§ Aim of the task
Filter this data down to the lines that hold "roads", and copy them.

§ Record excerpts

▬▬▬▬▬▬▬▬▬▬

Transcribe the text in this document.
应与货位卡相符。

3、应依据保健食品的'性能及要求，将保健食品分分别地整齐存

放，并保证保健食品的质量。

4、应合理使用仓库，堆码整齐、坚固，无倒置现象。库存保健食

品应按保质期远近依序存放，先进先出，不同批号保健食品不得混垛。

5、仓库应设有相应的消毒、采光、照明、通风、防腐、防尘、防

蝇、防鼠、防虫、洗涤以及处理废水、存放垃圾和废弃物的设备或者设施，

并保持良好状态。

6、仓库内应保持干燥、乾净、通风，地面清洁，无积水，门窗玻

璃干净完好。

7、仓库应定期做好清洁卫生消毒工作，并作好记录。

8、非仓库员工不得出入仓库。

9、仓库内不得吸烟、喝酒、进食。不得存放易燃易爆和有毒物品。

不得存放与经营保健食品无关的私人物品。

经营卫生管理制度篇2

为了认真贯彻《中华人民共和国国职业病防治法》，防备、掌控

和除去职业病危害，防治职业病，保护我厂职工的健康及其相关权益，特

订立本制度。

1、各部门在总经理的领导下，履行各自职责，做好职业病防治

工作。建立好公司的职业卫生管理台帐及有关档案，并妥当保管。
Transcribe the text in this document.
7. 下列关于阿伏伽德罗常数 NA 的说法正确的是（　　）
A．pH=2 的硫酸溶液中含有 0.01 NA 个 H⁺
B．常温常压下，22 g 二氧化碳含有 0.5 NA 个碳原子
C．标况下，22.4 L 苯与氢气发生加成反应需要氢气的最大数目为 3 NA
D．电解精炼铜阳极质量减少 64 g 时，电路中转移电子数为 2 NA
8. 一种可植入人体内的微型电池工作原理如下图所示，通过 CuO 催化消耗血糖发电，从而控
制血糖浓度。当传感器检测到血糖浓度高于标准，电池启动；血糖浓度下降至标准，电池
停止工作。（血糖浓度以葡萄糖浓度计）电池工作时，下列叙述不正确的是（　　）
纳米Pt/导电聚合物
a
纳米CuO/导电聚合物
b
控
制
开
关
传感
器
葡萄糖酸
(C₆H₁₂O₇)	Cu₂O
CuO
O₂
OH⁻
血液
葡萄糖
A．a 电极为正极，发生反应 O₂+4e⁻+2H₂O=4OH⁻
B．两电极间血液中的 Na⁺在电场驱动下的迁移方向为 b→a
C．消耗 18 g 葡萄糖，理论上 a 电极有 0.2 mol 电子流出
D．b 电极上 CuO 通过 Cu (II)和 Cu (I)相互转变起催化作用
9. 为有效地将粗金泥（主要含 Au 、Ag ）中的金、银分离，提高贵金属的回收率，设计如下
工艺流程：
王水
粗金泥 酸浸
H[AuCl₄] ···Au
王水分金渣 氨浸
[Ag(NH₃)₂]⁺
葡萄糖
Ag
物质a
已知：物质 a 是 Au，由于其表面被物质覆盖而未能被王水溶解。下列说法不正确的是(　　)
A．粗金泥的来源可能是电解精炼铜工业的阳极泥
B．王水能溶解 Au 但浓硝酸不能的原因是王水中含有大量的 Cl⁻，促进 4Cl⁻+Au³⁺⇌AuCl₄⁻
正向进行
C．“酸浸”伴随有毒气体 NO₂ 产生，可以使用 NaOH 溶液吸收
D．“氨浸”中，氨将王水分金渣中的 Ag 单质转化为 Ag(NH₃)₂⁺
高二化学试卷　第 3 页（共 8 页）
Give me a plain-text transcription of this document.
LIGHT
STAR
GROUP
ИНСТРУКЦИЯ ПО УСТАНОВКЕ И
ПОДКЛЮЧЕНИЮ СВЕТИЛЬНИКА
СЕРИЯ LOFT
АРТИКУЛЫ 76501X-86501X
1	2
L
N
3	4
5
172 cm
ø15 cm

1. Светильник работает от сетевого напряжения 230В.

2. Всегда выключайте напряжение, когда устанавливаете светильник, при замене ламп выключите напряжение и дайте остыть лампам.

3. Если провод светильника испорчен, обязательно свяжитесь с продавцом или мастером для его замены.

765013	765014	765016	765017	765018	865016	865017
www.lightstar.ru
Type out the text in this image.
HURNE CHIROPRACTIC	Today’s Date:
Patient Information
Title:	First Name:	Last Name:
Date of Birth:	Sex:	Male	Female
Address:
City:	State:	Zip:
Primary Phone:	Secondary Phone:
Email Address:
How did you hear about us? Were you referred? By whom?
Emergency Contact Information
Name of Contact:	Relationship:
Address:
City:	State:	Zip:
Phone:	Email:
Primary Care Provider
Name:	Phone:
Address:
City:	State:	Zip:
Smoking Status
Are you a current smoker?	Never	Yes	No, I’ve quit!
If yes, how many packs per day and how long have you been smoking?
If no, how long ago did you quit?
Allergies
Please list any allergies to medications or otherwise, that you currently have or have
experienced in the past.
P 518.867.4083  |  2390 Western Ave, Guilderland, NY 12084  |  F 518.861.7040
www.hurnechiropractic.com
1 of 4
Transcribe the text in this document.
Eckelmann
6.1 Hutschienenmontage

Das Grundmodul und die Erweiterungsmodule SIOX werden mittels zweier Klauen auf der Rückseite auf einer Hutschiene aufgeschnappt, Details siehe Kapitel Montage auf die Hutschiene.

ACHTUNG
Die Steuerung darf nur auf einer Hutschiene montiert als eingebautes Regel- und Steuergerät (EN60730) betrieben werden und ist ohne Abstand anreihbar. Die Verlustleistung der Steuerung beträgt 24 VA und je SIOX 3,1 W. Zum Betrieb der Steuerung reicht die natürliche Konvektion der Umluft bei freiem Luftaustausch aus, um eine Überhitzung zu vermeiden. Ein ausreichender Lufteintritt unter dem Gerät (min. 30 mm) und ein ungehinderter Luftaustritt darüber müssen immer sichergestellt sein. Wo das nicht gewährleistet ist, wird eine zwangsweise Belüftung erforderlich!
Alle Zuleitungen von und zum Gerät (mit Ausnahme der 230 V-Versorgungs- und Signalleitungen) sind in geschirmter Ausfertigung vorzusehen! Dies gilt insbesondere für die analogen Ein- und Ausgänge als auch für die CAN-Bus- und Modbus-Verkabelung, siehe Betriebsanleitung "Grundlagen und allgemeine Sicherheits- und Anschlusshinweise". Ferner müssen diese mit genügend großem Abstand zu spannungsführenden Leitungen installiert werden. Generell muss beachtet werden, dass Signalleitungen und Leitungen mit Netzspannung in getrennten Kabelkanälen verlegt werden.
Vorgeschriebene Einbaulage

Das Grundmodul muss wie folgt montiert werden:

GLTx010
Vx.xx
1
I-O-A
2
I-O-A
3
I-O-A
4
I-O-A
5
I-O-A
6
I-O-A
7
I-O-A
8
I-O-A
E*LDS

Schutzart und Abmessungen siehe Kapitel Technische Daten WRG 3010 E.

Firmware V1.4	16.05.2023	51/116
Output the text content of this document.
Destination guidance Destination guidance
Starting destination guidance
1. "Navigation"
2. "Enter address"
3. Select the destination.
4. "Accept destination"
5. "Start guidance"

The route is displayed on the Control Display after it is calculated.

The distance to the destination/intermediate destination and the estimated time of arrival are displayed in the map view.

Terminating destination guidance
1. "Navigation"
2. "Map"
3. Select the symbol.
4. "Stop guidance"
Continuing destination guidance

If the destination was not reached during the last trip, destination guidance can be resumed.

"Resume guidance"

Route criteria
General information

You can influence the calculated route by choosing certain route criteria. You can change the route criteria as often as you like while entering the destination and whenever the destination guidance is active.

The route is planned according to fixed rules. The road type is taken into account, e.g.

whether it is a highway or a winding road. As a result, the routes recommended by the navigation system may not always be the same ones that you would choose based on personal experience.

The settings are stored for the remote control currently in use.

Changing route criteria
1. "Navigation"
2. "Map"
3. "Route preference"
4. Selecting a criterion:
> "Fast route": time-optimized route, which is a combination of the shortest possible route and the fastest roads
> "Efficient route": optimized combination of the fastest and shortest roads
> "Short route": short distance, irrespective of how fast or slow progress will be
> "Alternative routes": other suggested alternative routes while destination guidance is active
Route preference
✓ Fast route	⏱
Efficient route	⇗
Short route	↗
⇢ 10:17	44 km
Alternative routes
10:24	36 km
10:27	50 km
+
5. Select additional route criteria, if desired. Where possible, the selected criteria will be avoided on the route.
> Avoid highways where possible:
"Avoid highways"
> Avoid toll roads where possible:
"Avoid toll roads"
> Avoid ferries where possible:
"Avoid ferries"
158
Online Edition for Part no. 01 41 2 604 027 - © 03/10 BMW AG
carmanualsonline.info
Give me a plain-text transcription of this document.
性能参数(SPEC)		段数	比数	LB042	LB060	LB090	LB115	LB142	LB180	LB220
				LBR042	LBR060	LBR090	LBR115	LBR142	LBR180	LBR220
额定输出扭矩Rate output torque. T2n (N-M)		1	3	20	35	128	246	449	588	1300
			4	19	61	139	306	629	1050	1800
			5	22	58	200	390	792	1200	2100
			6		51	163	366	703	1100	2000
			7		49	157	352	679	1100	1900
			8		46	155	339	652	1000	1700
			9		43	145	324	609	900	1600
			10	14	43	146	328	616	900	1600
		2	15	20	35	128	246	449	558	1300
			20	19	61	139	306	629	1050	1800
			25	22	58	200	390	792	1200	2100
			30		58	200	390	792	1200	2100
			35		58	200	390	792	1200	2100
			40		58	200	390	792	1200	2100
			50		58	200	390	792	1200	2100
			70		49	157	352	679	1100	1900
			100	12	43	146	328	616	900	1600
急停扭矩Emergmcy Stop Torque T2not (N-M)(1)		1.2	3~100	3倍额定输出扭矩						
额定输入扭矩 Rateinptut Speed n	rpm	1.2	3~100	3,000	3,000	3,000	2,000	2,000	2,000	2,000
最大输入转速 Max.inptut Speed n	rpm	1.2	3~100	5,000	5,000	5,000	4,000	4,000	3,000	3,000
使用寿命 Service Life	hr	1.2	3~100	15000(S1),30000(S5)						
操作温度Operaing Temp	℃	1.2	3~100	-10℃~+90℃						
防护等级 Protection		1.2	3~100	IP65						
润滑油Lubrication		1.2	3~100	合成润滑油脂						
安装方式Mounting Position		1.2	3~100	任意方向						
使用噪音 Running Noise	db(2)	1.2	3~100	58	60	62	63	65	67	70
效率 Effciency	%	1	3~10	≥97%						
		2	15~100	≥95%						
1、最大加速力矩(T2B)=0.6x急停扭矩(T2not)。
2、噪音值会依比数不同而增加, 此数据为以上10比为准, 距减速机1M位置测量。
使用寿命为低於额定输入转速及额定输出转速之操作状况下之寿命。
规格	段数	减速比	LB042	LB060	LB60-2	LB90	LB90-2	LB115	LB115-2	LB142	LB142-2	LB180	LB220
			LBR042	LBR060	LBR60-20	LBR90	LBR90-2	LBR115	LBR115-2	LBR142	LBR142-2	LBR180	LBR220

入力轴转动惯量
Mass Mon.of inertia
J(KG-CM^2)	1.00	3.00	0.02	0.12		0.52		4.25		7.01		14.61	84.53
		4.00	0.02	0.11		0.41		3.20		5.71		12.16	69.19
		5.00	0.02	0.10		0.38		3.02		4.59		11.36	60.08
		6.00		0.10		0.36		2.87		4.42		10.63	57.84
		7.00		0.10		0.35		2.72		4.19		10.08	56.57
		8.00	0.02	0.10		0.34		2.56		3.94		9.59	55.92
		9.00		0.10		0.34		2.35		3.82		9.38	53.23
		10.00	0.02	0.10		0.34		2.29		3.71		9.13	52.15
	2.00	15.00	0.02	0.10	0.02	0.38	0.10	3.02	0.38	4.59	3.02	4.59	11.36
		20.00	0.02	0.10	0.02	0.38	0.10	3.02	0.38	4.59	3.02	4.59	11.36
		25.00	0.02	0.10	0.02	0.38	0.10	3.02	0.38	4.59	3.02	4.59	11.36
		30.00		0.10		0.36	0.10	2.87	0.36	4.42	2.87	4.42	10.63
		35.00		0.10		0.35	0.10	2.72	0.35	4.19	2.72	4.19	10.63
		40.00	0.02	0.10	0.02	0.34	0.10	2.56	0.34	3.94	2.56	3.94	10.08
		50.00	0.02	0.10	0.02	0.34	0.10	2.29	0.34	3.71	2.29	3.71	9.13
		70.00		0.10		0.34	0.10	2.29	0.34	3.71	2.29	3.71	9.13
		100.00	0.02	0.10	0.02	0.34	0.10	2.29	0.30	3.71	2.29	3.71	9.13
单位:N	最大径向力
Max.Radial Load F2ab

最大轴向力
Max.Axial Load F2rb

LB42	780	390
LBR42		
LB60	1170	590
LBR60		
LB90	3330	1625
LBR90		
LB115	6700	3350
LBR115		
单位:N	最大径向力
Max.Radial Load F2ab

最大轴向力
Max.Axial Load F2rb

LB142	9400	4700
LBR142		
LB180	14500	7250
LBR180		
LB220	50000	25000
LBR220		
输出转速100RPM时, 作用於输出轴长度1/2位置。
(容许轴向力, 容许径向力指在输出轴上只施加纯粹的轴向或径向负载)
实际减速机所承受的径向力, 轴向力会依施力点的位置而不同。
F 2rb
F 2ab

▬▬▬▬▬▬▬▬▬▬

§ Full solution
> "Fast route": time-optimized route, which is a combination of the shortest possible route and the fastest roads
> "Efficient route": optimized combination of the fastest and shortest roads
> Avoid toll roads where possible:
"Avoid toll roads"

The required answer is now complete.